> _INPUT ROWS_
_____

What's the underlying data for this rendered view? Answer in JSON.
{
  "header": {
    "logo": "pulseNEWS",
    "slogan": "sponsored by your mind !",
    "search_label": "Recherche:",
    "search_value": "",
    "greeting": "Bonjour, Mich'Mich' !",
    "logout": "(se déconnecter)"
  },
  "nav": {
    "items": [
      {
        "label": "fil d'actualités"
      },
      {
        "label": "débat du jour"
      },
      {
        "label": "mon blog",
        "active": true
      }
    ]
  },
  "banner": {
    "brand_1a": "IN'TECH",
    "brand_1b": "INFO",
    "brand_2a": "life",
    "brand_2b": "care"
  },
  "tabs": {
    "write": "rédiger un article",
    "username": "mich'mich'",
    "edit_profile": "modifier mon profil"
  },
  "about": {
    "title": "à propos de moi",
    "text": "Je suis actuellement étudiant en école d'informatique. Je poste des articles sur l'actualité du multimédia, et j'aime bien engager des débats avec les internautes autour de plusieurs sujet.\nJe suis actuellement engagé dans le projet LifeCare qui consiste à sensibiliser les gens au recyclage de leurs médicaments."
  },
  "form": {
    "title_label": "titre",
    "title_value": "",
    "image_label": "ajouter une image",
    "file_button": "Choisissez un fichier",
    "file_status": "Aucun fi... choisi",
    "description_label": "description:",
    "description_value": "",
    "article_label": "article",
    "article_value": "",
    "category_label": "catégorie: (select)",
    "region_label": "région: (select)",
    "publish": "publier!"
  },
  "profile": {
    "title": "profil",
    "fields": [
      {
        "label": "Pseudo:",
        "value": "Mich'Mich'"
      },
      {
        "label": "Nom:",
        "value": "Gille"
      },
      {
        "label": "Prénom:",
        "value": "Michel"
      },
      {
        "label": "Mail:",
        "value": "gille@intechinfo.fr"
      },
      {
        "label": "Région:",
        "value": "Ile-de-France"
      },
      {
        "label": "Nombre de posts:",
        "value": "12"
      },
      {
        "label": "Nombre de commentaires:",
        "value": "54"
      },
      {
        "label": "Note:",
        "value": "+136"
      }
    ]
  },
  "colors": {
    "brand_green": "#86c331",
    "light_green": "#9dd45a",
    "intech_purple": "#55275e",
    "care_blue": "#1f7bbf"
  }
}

_____

Write the entire listing out again, word for word.

What's the underlying data for this rendered view? Answer in JSON.
{
  "header": {
    "logo": "pulseNEWS",
    "slogan": "sponsored by your mind !",
    "search_label": "Recherche:",
    "search_value": "",
    "greeting": "Bonjour, Mich'Mich' !",
    "logout": "(se déconnecter)"
  },
  "nav": {
    "items": [
      {
        "label": "fil d'actualités"
      },
      {
        "label": "débat du jour"
      },
      {
        "label": "mon blog",
        "active": true
      }
    ]
  },
  "banner": {
    "brand_1a": "IN'TECH",
    "brand_1b": "INFO",
    "brand_2a": "life",
    "brand_2b": "care"
  },
  "tabs": {
    "write": "rédiger un article",
    "username": "mich'mich'",
    "edit_profile": "modifier mon profil"
  },
  "about": {
    "title": "à propos de moi",
    "text": "Je suis actuellement étudiant en école d'informatique. Je poste des articles sur l'actualité du multimédia, et j'aime bien engager des débats avec les internautes autour de plusieurs sujet.\nJe suis actuellement engagé dans le projet LifeCare qui consiste à sensibiliser les gens au recyclage de leurs médicaments."
  },
  "form": {
    "title_label": "titre",
    "title_value": "",
    "image_label": "ajouter une image",
    "file_button": "Choisissez un fichier",
    "file_status": "Aucun fi... choisi",
    "description_label": "description:",
    "description_value": "",
    "article_label": "article",
    "article_value": "",
    "category_label": "catégorie: (select)",
    "region_label": "région: (select)",
    "publish": "publier!"
  },
  "profile": {
    "title": "profil",
    "fields": [
      {
        "label": "Pseudo:",
        "value": "Mich'Mich'"
      },
      {
        "label": "Nom:",
        "value": "Gille"
      },
      {
        "label": "Prénom:",
        "value": "Michel"
      },
      {
        "label": "Mail:",
        "value": "gille@intechinfo.fr"
      },
      {
        "label": "Région:",
        "value": "Ile-de-France"
      },
      {
        "label": "Nombre de posts:",
        "value": "12"
      },
      {
        "label": "Nombre de commentaires:",
        "value": "54"
      },
      {
        "label": "Note:",
        "value": "+136"
      }
    ]
  },
  "colors": {
    "brand_green": "#86c331",
    "light_green": "#9dd45a",
    "intech_purple": "#55275e",
    "care_blue": "#1f7bbf"
  }
}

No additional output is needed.